> Exercise description: Reproduce all the entries exactly.

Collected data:
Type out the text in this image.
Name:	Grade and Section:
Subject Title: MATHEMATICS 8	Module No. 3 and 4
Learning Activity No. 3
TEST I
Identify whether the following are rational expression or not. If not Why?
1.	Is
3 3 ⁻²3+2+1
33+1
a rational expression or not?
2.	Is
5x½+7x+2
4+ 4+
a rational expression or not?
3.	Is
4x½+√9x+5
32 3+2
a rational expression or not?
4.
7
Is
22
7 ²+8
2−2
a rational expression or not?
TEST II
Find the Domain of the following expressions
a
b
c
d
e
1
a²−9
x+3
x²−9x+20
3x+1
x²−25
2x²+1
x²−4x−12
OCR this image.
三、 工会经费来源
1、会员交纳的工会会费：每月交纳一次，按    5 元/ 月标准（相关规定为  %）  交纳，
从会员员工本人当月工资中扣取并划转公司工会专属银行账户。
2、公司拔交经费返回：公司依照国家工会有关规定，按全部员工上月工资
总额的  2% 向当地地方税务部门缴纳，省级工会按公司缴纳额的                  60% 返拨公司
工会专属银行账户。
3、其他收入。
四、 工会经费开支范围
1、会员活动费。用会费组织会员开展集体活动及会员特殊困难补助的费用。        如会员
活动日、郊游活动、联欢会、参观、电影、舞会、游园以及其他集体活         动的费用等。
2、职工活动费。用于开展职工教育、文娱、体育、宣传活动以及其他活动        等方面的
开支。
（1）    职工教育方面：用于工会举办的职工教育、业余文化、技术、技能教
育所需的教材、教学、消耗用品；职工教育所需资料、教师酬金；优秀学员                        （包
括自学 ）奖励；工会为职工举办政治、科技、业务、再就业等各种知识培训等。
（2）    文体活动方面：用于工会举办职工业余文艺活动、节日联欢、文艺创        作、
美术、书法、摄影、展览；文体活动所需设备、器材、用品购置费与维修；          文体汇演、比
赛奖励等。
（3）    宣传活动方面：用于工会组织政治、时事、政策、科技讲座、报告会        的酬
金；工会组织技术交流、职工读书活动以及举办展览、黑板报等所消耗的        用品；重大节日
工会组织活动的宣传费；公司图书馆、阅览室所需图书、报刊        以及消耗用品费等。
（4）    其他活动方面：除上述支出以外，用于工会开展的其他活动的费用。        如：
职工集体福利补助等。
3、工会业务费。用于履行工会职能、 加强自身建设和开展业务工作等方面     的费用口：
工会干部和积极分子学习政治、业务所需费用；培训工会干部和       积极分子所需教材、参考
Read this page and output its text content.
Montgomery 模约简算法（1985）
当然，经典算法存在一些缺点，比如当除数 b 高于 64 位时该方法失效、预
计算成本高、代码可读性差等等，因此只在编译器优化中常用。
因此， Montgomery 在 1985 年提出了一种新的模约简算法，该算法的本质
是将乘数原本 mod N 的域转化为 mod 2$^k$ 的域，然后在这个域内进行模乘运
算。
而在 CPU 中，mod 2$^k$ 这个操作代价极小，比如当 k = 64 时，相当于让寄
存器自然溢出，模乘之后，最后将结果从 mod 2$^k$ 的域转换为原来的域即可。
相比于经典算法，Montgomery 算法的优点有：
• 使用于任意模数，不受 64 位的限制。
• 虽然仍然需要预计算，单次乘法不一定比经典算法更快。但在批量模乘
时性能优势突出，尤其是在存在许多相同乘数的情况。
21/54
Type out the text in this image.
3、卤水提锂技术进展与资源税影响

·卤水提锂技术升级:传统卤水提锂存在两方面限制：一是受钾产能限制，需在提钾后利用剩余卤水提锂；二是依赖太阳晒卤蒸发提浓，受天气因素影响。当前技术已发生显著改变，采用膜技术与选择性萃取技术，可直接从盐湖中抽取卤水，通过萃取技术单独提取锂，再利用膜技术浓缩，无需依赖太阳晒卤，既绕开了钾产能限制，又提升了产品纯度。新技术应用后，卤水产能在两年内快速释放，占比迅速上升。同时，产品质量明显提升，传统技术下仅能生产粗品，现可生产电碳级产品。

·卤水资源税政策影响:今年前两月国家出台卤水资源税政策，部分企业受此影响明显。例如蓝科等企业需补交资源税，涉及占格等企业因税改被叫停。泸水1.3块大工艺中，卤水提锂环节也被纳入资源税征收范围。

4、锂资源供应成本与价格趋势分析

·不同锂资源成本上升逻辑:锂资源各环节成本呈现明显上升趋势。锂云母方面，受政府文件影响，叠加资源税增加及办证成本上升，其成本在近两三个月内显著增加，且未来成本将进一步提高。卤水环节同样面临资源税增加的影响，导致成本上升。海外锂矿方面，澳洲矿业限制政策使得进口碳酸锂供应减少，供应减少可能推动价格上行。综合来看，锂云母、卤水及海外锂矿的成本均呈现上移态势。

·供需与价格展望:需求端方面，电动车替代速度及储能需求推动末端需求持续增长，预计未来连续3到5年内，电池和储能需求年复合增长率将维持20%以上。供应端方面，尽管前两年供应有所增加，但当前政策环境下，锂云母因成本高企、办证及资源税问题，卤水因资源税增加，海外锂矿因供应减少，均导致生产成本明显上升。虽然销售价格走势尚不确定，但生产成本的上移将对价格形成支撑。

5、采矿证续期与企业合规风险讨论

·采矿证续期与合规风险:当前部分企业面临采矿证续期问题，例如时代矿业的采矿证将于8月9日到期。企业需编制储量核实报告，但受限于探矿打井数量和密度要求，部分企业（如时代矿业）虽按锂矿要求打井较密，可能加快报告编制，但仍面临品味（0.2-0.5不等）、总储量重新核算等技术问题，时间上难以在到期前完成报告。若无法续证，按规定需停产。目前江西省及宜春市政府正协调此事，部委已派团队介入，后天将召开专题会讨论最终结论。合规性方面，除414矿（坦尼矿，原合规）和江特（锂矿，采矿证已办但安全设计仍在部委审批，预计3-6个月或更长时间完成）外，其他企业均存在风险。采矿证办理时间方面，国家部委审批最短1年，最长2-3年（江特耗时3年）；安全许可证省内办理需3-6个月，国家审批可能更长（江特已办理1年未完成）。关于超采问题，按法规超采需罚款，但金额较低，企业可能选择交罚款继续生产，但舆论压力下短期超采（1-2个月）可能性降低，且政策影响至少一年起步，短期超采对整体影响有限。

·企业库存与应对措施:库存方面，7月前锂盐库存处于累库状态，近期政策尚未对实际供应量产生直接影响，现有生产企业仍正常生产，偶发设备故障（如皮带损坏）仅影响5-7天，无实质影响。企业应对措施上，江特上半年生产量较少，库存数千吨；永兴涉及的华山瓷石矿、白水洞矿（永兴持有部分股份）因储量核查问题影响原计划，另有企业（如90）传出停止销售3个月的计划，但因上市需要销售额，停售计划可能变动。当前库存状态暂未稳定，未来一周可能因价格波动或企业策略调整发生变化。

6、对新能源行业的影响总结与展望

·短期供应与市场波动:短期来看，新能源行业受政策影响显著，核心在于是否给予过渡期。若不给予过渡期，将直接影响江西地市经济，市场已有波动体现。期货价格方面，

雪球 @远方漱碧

> Answer to the exercise:
Type out the text in this image.
Name:	Grade and Section:
Subject Title: MATHEMATICS 8	Module No. 3 and 4
Learning Activity No. 3
TEST I
Identify whether the following are rational expression or not. If not Why?
1.	Is
3 3 ⁻²3+2+1
33+1
a rational expression or not?
2.	Is
5x½+7x+2
4+ 4+
a rational expression or not?
3.	Is
4x½+√9x+5
32 3+2
a rational expression or not?
4.
7
Is
22
7 ²+8
2−2
a rational expression or not?
TEST II
Find the Domain of the following expressions
a
b
c
d
e
1
a²−9
x+3
x²−9x+20
3x+1
x²−25
2x²+1
x²−4x−12
OCR this image.
三、 工会经费来源
1、会员交纳的工会会费：每月交纳一次，按    5 元/ 月标准（相关规定为  %）  交纳，
从会员员工本人当月工资中扣取并划转公司工会专属银行账户。
2、公司拔交经费返回：公司依照国家工会有关规定，按全部员工上月工资
总额的  2% 向当地地方税务部门缴纳，省级工会按公司缴纳额的                  60% 返拨公司
工会专属银行账户。
3、其他收入。
四、 工会经费开支范围
1、会员活动费。用会费组织会员开展集体活动及会员特殊困难补助的费用。        如会员
活动日、郊游活动、联欢会、参观、电影、舞会、游园以及其他集体活         动的费用等。
2、职工活动费。用于开展职工教育、文娱、体育、宣传活动以及其他活动        等方面的
开支。
（1）    职工教育方面：用于工会举办的职工教育、业余文化、技术、技能教
育所需的教材、教学、消耗用品；职工教育所需资料、教师酬金；优秀学员                        （包
括自学 ）奖励；工会为职工举办政治、科技、业务、再就业等各种知识培训等。
（2）    文体活动方面：用于工会举办职工业余文艺活动、节日联欢、文艺创        作、
美术、书法、摄影、展览；文体活动所需设备、器材、用品购置费与维修；          文体汇演、比
赛奖励等。
（3）    宣传活动方面：用于工会组织政治、时事、政策、科技讲座、报告会        的酬
金；工会组织技术交流、职工读书活动以及举办展览、黑板报等所消耗的        用品；重大节日
工会组织活动的宣传费；公司图书馆、阅览室所需图书、报刊        以及消耗用品费等。
（4）    其他活动方面：除上述支出以外，用于工会开展的其他活动的费用。        如：
职工集体福利补助等。
3、工会业务费。用于履行工会职能、 加强自身建设和开展业务工作等方面     的费用口：
工会干部和积极分子学习政治、业务所需费用；培训工会干部和       积极分子所需教材、参考
Read this page and output its text content.
Montgomery 模约简算法（1985）
当然，经典算法存在一些缺点，比如当除数 b 高于 64 位时该方法失效、预
计算成本高、代码可读性差等等，因此只在编译器优化中常用。
因此， Montgomery 在 1985 年提出了一种新的模约简算法，该算法的本质
是将乘数原本 mod N 的域转化为 mod 2$^k$ 的域，然后在这个域内进行模乘运
算。
而在 CPU 中，mod 2$^k$ 这个操作代价极小，比如当 k = 64 时，相当于让寄
存器自然溢出，模乘之后，最后将结果从 mod 2$^k$ 的域转换为原来的域即可。
相比于经典算法，Montgomery 算法的优点有：
• 使用于任意模数，不受 64 位的限制。
• 虽然仍然需要预计算，单次乘法不一定比经典算法更快。但在批量模乘
时性能优势突出，尤其是在存在许多相同乘数的情况。
21/54
Type out the text in this image.
3、卤水提锂技术进展与资源税影响

·卤水提锂技术升级:传统卤水提锂存在两方面限制：一是受钾产能限制，需在提钾后利用剩余卤水提锂；二是依赖太阳晒卤蒸发提浓，受天气因素影响。当前技术已发生显著改变，采用膜技术与选择性萃取技术，可直接从盐湖中抽取卤水，通过萃取技术单独提取锂，再利用膜技术浓缩，无需依赖太阳晒卤，既绕开了钾产能限制，又提升了产品纯度。新技术应用后，卤水产能在两年内快速释放，占比迅速上升。同时，产品质量明显提升，传统技术下仅能生产粗品，现可生产电碳级产品。

·卤水资源税政策影响:今年前两月国家出台卤水资源税政策，部分企业受此影响明显。例如蓝科等企业需补交资源税，涉及占格等企业因税改被叫停。泸水1.3块大工艺中，卤水提锂环节也被纳入资源税征收范围。

4、锂资源供应成本与价格趋势分析

·不同锂资源成本上升逻辑:锂资源各环节成本呈现明显上升趋势。锂云母方面，受政府文件影响，叠加资源税增加及办证成本上升，其成本在近两三个月内显著增加，且未来成本将进一步提高。卤水环节同样面临资源税增加的影响，导致成本上升。海外锂矿方面，澳洲矿业限制政策使得进口碳酸锂供应减少，供应减少可能推动价格上行。综合来看，锂云母、卤水及海外锂矿的成本均呈现上移态势。

·供需与价格展望:需求端方面，电动车替代速度及储能需求推动末端需求持续增长，预计未来连续3到5年内，电池和储能需求年复合增长率将维持20%以上。供应端方面，尽管前两年供应有所增加，但当前政策环境下，锂云母因成本高企、办证及资源税问题，卤水因资源税增加，海外锂矿因供应减少，均导致生产成本明显上升。虽然销售价格走势尚不确定，但生产成本的上移将对价格形成支撑。

5、采矿证续期与企业合规风险讨论

·采矿证续期与合规风险:当前部分企业面临采矿证续期问题，例如时代矿业的采矿证将于8月9日到期。企业需编制储量核实报告，但受限于探矿打井数量和密度要求，部分企业（如时代矿业）虽按锂矿要求打井较密，可能加快报告编制，但仍面临品味（0.2-0.5不等）、总储量重新核算等技术问题，时间上难以在到期前完成报告。若无法续证，按规定需停产。目前江西省及宜春市政府正协调此事，部委已派团队介入，后天将召开专题会讨论最终结论。合规性方面，除414矿（坦尼矿，原合规）和江特（锂矿，采矿证已办但安全设计仍在部委审批，预计3-6个月或更长时间完成）外，其他企业均存在风险。采矿证办理时间方面，国家部委审批最短1年，最长2-3年（江特耗时3年）；安全许可证省内办理需3-6个月，国家审批可能更长（江特已办理1年未完成）。关于超采问题，按法规超采需罚款，但金额较低，企业可能选择交罚款继续生产，但舆论压力下短期超采（1-2个月）可能性降低，且政策影响至少一年起步，短期超采对整体影响有限。

·企业库存与应对措施:库存方面，7月前锂盐库存处于累库状态，近期政策尚未对实际供应量产生直接影响，现有生产企业仍正常生产，偶发设备故障（如皮带损坏）仅影响5-7天，无实质影响。企业应对措施上，江特上半年生产量较少，库存数千吨；永兴涉及的华山瓷石矿、白水洞矿（永兴持有部分股份）因储量核查问题影响原计划，另有企业（如90）传出停止销售3个月的计划，但因上市需要销售额，停售计划可能变动。当前库存状态暂未稳定，未来一周可能因价格波动或企业策略调整发生变化。

6、对新能源行业的影响总结与展望

·短期供应与市场波动:短期来看，新能源行业受政策影响显著，核心在于是否给予过渡期。若不给予过渡期，将直接影响江西地市经济，市场已有波动体现。期货价格方面，

雪球 @远方漱碧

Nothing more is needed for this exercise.